The request | Restate the complete material exactly.

-- START Stored data --

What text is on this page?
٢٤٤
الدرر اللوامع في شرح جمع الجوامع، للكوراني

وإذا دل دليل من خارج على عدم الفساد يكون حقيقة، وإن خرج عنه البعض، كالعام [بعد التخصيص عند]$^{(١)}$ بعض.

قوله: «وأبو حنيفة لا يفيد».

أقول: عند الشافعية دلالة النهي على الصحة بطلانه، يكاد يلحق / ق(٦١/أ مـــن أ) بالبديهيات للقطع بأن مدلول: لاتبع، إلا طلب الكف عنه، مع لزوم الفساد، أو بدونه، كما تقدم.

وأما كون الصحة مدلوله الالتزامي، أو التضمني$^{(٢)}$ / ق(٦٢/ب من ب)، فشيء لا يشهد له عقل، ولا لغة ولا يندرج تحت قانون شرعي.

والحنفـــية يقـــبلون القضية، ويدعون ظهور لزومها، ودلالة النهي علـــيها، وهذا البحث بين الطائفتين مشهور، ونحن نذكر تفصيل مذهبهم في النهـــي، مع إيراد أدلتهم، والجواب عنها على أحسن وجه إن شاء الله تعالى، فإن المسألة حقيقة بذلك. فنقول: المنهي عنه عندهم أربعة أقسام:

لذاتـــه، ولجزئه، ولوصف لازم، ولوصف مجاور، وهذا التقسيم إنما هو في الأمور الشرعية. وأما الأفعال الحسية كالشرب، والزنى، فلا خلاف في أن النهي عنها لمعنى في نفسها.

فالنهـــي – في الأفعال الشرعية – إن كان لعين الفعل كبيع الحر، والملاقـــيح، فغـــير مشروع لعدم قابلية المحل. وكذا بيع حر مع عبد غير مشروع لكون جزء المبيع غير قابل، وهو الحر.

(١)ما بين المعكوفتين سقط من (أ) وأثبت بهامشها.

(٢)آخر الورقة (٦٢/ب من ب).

-- END Stored data --

Reply to the task |
What text is on this page?
٢٤٤
الدرر اللوامع في شرح جمع الجوامع، للكوراني

وإذا دل دليل من خارج على عدم الفساد يكون حقيقة، وإن خرج عنه البعض، كالعام [بعد التخصيص عند]$^{(١)}$ بعض.

قوله: «وأبو حنيفة لا يفيد».

أقول: عند الشافعية دلالة النهي على الصحة بطلانه، يكاد يلحق / ق(٦١/أ مـــن أ) بالبديهيات للقطع بأن مدلول: لاتبع، إلا طلب الكف عنه، مع لزوم الفساد، أو بدونه، كما تقدم.

وأما كون الصحة مدلوله الالتزامي، أو التضمني$^{(٢)}$ / ق(٦٢/ب من ب)، فشيء لا يشهد له عقل، ولا لغة ولا يندرج تحت قانون شرعي.

والحنفـــية يقـــبلون القضية، ويدعون ظهور لزومها، ودلالة النهي علـــيها، وهذا البحث بين الطائفتين مشهور، ونحن نذكر تفصيل مذهبهم في النهـــي، مع إيراد أدلتهم، والجواب عنها على أحسن وجه إن شاء الله تعالى، فإن المسألة حقيقة بذلك. فنقول: المنهي عنه عندهم أربعة أقسام:

لذاتـــه، ولجزئه، ولوصف لازم، ولوصف مجاور، وهذا التقسيم إنما هو في الأمور الشرعية. وأما الأفعال الحسية كالشرب، والزنى، فلا خلاف في أن النهي عنها لمعنى في نفسها.

فالنهـــي – في الأفعال الشرعية – إن كان لعين الفعل كبيع الحر، والملاقـــيح، فغـــير مشروع لعدم قابلية المحل. وكذا بيع حر مع عبد غير مشروع لكون جزء المبيع غير قابل، وهو الحر.

(١)ما بين المعكوفتين سقط من (أ) وأثبت بهامشها.

(٢)آخر الورقة (٦٢/ب من ب).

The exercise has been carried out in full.